Task data =>
* * * * * * *
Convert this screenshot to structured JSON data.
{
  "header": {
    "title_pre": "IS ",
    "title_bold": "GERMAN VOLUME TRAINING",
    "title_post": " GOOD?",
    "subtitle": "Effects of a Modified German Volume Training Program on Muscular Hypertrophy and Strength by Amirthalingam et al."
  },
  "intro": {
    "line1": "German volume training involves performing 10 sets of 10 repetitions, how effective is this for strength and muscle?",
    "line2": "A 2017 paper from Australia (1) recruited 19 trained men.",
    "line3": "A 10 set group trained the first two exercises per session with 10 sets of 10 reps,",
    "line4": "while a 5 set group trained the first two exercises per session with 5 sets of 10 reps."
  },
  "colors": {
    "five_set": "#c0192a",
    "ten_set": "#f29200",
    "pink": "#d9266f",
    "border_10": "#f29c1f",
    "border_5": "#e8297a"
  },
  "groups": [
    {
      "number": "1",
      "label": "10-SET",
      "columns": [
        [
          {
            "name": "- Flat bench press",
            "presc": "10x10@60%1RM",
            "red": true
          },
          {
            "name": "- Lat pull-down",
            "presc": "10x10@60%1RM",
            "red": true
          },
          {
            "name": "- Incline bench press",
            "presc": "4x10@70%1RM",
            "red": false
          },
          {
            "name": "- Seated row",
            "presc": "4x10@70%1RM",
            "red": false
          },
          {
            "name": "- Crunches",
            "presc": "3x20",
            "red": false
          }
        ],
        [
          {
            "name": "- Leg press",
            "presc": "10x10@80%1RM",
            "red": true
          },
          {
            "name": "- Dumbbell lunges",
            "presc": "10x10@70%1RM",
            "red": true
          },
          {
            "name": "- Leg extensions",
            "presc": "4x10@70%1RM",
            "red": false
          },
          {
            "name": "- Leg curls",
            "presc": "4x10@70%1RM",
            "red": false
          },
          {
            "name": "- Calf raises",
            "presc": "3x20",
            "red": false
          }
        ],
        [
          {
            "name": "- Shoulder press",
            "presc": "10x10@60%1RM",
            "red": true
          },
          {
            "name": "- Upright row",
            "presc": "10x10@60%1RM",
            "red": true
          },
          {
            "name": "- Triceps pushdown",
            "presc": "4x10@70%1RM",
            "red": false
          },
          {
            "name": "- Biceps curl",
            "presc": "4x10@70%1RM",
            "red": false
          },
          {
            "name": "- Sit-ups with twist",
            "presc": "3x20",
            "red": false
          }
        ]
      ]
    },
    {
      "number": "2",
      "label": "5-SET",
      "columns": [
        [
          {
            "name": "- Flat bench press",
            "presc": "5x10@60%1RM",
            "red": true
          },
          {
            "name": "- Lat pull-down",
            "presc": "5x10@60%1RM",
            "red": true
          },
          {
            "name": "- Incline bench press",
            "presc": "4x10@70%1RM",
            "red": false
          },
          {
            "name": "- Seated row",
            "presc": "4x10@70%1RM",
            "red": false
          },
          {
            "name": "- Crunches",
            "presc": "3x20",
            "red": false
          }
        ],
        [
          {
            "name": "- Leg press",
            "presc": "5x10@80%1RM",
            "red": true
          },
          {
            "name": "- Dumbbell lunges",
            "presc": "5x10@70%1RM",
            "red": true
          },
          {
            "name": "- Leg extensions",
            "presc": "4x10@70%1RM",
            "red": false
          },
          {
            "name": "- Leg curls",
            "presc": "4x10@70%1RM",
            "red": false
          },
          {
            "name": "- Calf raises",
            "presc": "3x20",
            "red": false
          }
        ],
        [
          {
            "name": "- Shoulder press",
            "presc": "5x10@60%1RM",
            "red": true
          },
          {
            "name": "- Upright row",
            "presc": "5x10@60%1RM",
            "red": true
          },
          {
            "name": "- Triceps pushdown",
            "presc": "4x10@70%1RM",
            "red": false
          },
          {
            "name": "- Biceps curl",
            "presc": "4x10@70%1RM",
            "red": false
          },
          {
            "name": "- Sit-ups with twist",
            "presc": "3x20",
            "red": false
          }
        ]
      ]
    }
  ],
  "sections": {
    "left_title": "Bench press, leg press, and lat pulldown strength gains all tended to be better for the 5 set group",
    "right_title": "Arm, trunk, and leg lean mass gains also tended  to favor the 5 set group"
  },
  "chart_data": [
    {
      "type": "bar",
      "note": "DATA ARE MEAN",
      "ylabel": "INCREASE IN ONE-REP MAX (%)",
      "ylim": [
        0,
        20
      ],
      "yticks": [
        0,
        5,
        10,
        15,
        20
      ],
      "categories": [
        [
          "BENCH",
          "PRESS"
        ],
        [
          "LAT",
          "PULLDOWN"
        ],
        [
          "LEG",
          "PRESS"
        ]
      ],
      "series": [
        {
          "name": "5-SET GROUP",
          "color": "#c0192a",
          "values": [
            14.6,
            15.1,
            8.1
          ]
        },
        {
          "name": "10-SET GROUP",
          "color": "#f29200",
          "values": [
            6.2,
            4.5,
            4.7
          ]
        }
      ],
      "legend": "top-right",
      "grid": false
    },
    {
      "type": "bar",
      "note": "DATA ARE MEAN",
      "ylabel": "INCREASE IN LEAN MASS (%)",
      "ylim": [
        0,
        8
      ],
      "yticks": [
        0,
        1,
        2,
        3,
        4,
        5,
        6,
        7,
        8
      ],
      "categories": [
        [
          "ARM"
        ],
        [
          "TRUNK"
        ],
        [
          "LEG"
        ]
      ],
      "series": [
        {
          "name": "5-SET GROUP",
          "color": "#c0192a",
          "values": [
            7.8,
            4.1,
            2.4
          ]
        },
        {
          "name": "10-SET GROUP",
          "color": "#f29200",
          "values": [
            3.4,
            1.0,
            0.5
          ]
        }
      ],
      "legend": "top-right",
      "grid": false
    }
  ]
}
* * * * * * *
What the task requires =>
Restate each record exactly as written.

Output of the task =>
Convert this screenshot to structured JSON data.
{
  "header": {
    "title_pre": "IS ",
    "title_bold": "GERMAN VOLUME TRAINING",
    "title_post": " GOOD?",
    "subtitle": "Effects of a Modified German Volume Training Program on Muscular Hypertrophy and Strength by Amirthalingam et al."
  },
  "intro": {
    "line1": "German volume training involves performing 10 sets of 10 repetitions, how effective is this for strength and muscle?",
    "line2": "A 2017 paper from Australia (1) recruited 19 trained men.",
    "line3": "A 10 set group trained the first two exercises per session with 10 sets of 10 reps,",
    "line4": "while a 5 set group trained the first two exercises per session with 5 sets of 10 reps."
  },
  "colors": {
    "five_set": "#c0192a",
    "ten_set": "#f29200",
    "pink": "#d9266f",
    "border_10": "#f29c1f",
    "border_5": "#e8297a"
  },
  "groups": [
    {
      "number": "1",
      "label": "10-SET",
      "columns": [
        [
          {
            "name": "- Flat bench press",
            "presc": "10x10@60%1RM",
            "red": true
          },
          {
            "name": "- Lat pull-down",
            "presc": "10x10@60%1RM",
            "red": true
          },
          {
            "name": "- Incline bench press",
            "presc": "4x10@70%1RM",
            "red": false
          },
          {
            "name": "- Seated row",
            "presc": "4x10@70%1RM",
            "red": false
          },
          {
            "name": "- Crunches",
            "presc": "3x20",
            "red": false
          }
        ],
        [
          {
            "name": "- Leg press",
            "presc": "10x10@80%1RM",
            "red": true
          },
          {
            "name": "- Dumbbell lunges",
            "presc": "10x10@70%1RM",
            "red": true
          },
          {
            "name": "- Leg extensions",
            "presc": "4x10@70%1RM",
            "red": false
          },
          {
            "name": "- Leg curls",
            "presc": "4x10@70%1RM",
            "red": false
          },
          {
            "name": "- Calf raises",
            "presc": "3x20",
            "red": false
          }
        ],
        [
          {
            "name": "- Shoulder press",
            "presc": "10x10@60%1RM",
            "red": true
          },
          {
            "name": "- Upright row",
            "presc": "10x10@60%1RM",
            "red": true
          },
          {
            "name": "- Triceps pushdown",
            "presc": "4x10@70%1RM",
            "red": false
          },
          {
            "name": "- Biceps curl",
            "presc": "4x10@70%1RM",
            "red": false
          },
          {
            "name": "- Sit-ups with twist",
            "presc": "3x20",
            "red": false
          }
        ]
      ]
    },
    {
      "number": "2",
      "label": "5-SET",
      "columns": [
        [
          {
            "name": "- Flat bench press",
            "presc": "5x10@60%1RM",
            "red": true
          },
          {
            "name": "- Lat pull-down",
            "presc": "5x10@60%1RM",
            "red": true
          },
          {
            "name": "- Incline bench press",
            "presc": "4x10@70%1RM",
            "red": false
          },
          {
            "name": "- Seated row",
            "presc": "4x10@70%1RM",
            "red": false
          },
          {
            "name": "- Crunches",
            "presc": "3x20",
            "red": false
          }
        ],
        [
          {
            "name": "- Leg press",
            "presc": "5x10@80%1RM",
            "red": true
          },
          {
            "name": "- Dumbbell lunges",
            "presc": "5x10@70%1RM",
            "red": true
          },
          {
            "name": "- Leg extensions",
            "presc": "4x10@70%1RM",
            "red": false
          },
          {
            "name": "- Leg curls",
            "presc": "4x10@70%1RM",
            "red": false
          },
          {
            "name": "- Calf raises",
            "presc": "3x20",
            "red": false
          }
        ],
        [
          {
            "name": "- Shoulder press",
            "presc": "5x10@60%1RM",
            "red": true
          },
          {
            "name": "- Upright row",
            "presc": "5x10@60%1RM",
            "red": true
          },
          {
            "name": "- Triceps pushdown",
            "presc": "4x10@70%1RM",
            "red": false
          },
          {
            "name": "- Biceps curl",
            "presc": "4x10@70%1RM",
            "red": false
          },
          {
            "name": "- Sit-ups with twist",
            "presc": "3x20",
            "red": false
          }
        ]
      ]
    }
  ],
  "sections": {
    "left_title": "Bench press, leg press, and lat pulldown strength gains all tended to be better for the 5 set group",
    "right_title": "Arm, trunk, and leg lean mass gains also tended  to favor the 5 set group"
  },
  "chart_data": [
    {
      "type": "bar",
      "note": "DATA ARE MEAN",
      "ylabel": "INCREASE IN ONE-REP MAX (%)",
      "ylim": [
        0,
        20
      ],
      "yticks": [
        0,
        5,
        10,
        15,
        20
      ],
      "categories": [
        [
          "BENCH",
          "PRESS"
        ],
        [
          "LAT",
          "PULLDOWN"
        ],
        [
          "LEG",
          "PRESS"
        ]
      ],
      "series": [
        {
          "name": "5-SET GROUP",
          "color": "#c0192a",
          "values": [
            14.6,
            15.1,
            8.1
          ]
        },
        {
          "name": "10-SET GROUP",
          "color": "#f29200",
          "values": [
            6.2,
            4.5,
            4.7
          ]
        }
      ],
      "legend": "top-right",
      "grid": false
    },
    {
      "type": "bar",
      "note": "DATA ARE MEAN",
      "ylabel": "INCREASE IN LEAN MASS (%)",
      "ylim": [
        0,
        8
      ],
      "yticks": [
        0,
        1,
        2,
        3,
        4,
        5,
        6,
        7,
        8
      ],
      "categories": [
        [
          "ARM"
        ],
        [
          "TRUNK"
        ],
        [
          "LEG"
        ]
      ],
      "series": [
        {
          "name": "5-SET GROUP",
          "color": "#c0192a",
          "values": [
            7.8,
            4.1,
            2.4
          ]
        },
        {
          "name": "10-SET GROUP",
          "color": "#f29200",
          "values": [
            3.4,
            1.0,
            0.5
          ]
        }
      ],
      "legend": "top-right",
      "grid": false
    }
  ]
}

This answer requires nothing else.